> _Set problem_
Copy out the complete listing, word for word.

___

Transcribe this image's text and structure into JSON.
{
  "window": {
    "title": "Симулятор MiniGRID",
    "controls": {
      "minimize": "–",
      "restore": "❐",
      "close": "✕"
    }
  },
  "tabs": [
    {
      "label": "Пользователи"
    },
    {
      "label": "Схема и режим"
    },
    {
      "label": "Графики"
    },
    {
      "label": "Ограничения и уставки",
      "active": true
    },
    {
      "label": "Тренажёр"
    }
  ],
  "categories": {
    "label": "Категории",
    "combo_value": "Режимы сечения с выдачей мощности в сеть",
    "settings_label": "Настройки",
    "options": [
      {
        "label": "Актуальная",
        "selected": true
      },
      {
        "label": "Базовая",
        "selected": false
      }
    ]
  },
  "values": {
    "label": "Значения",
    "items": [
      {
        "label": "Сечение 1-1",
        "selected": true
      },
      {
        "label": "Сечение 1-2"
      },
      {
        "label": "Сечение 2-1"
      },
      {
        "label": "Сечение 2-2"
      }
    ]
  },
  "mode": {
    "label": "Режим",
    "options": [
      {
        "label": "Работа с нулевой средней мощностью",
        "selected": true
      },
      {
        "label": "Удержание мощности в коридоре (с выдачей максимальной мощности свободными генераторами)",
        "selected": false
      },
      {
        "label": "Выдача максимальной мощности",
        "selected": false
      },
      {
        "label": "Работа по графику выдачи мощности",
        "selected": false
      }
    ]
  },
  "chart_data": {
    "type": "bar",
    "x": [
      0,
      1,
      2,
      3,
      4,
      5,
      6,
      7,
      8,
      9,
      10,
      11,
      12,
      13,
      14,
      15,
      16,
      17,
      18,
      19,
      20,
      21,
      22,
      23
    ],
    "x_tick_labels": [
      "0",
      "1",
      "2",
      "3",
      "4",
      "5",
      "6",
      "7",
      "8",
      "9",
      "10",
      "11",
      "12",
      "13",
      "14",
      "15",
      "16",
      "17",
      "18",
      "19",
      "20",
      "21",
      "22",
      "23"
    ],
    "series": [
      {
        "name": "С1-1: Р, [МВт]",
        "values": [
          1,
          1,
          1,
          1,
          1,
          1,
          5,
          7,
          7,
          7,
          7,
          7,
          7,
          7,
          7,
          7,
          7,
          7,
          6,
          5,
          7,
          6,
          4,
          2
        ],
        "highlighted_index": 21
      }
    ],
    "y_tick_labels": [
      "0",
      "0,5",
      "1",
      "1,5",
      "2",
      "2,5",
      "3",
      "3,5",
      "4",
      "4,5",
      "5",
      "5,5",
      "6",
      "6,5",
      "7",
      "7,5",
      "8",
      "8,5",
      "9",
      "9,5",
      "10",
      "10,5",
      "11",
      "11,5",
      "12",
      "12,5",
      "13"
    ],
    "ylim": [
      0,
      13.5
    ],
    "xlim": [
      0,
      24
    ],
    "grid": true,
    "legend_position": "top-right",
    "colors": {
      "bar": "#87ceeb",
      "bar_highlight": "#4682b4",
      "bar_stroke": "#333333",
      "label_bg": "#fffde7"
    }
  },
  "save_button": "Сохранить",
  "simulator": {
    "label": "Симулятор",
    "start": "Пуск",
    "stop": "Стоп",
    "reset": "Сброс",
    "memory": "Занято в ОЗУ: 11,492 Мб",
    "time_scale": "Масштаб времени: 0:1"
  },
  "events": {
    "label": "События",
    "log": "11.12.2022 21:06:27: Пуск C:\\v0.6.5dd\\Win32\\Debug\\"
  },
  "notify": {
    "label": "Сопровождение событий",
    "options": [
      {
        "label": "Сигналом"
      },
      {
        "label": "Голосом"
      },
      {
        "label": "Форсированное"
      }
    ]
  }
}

___

> _The response_
Transcribe this image's text and structure into JSON.
{
  "window": {
    "title": "Симулятор MiniGRID",
    "controls": {
      "minimize": "–",
      "restore": "❐",
      "close": "✕"
    }
  },
  "tabs": [
    {
      "label": "Пользователи"
    },
    {
      "label": "Схема и режим"
    },
    {
      "label": "Графики"
    },
    {
      "label": "Ограничения и уставки",
      "active": true
    },
    {
      "label": "Тренажёр"
    }
  ],
  "categories": {
    "label": "Категории",
    "combo_value": "Режимы сечения с выдачей мощности в сеть",
    "settings_label": "Настройки",
    "options": [
      {
        "label": "Актуальная",
        "selected": true
      },
      {
        "label": "Базовая",
        "selected": false
      }
    ]
  },
  "values": {
    "label": "Значения",
    "items": [
      {
        "label": "Сечение 1-1",
        "selected": true
      },
      {
        "label": "Сечение 1-2"
      },
      {
        "label": "Сечение 2-1"
      },
      {
        "label": "Сечение 2-2"
      }
    ]
  },
  "mode": {
    "label": "Режим",
    "options": [
      {
        "label": "Работа с нулевой средней мощностью",
        "selected": true
      },
      {
        "label": "Удержание мощности в коридоре (с выдачей максимальной мощности свободными генераторами)",
        "selected": false
      },
      {
        "label": "Выдача максимальной мощности",
        "selected": false
      },
      {
        "label": "Работа по графику выдачи мощности",
        "selected": false
      }
    ]
  },
  "chart_data": {
    "type": "bar",
    "x": [
      0,
      1,
      2,
      3,
      4,
      5,
      6,
      7,
      8,
      9,
      10,
      11,
      12,
      13,
      14,
      15,
      16,
      17,
      18,
      19,
      20,
      21,
      22,
      23
    ],
    "x_tick_labels": [
      "0",
      "1",
      "2",
      "3",
      "4",
      "5",
      "6",
      "7",
      "8",
      "9",
      "10",
      "11",
      "12",
      "13",
      "14",
      "15",
      "16",
      "17",
      "18",
      "19",
      "20",
      "21",
      "22",
      "23"
    ],
    "series": [
      {
        "name": "С1-1: Р, [МВт]",
        "values": [
          1,
          1,
          1,
          1,
          1,
          1,
          5,
          7,
          7,
          7,
          7,
          7,
          7,
          7,
          7,
          7,
          7,
          7,
          6,
          5,
          7,
          6,
          4,
          2
        ],
        "highlighted_index": 21
      }
    ],
    "y_tick_labels": [
      "0",
      "0,5",
      "1",
      "1,5",
      "2",
      "2,5",
      "3",
      "3,5",
      "4",
      "4,5",
      "5",
      "5,5",
      "6",
      "6,5",
      "7",
      "7,5",
      "8",
      "8,5",
      "9",
      "9,5",
      "10",
      "10,5",
      "11",
      "11,5",
      "12",
      "12,5",
      "13"
    ],
    "ylim": [
      0,
      13.5
    ],
    "xlim": [
      0,
      24
    ],
    "grid": true,
    "legend_position": "top-right",
    "colors": {
      "bar": "#87ceeb",
      "bar_highlight": "#4682b4",
      "bar_stroke": "#333333",
      "label_bg": "#fffde7"
    }
  },
  "save_button": "Сохранить",
  "simulator": {
    "label": "Симулятор",
    "start": "Пуск",
    "stop": "Стоп",
    "reset": "Сброс",
    "memory": "Занято в ОЗУ: 11,492 Мб",
    "time_scale": "Масштаб времени: 0:1"
  },
  "events": {
    "label": "События",
    "log": "11.12.2022 21:06:27: Пуск C:\\v0.6.5dd\\Win32\\Debug\\"
  },
  "notify": {
    "label": "Сопровождение событий",
    "options": [
      {
        "label": "Сигналом"
      },
      {
        "label": "Голосом"
      },
      {
        "label": "Форсированное"
      }
    ]
  }
}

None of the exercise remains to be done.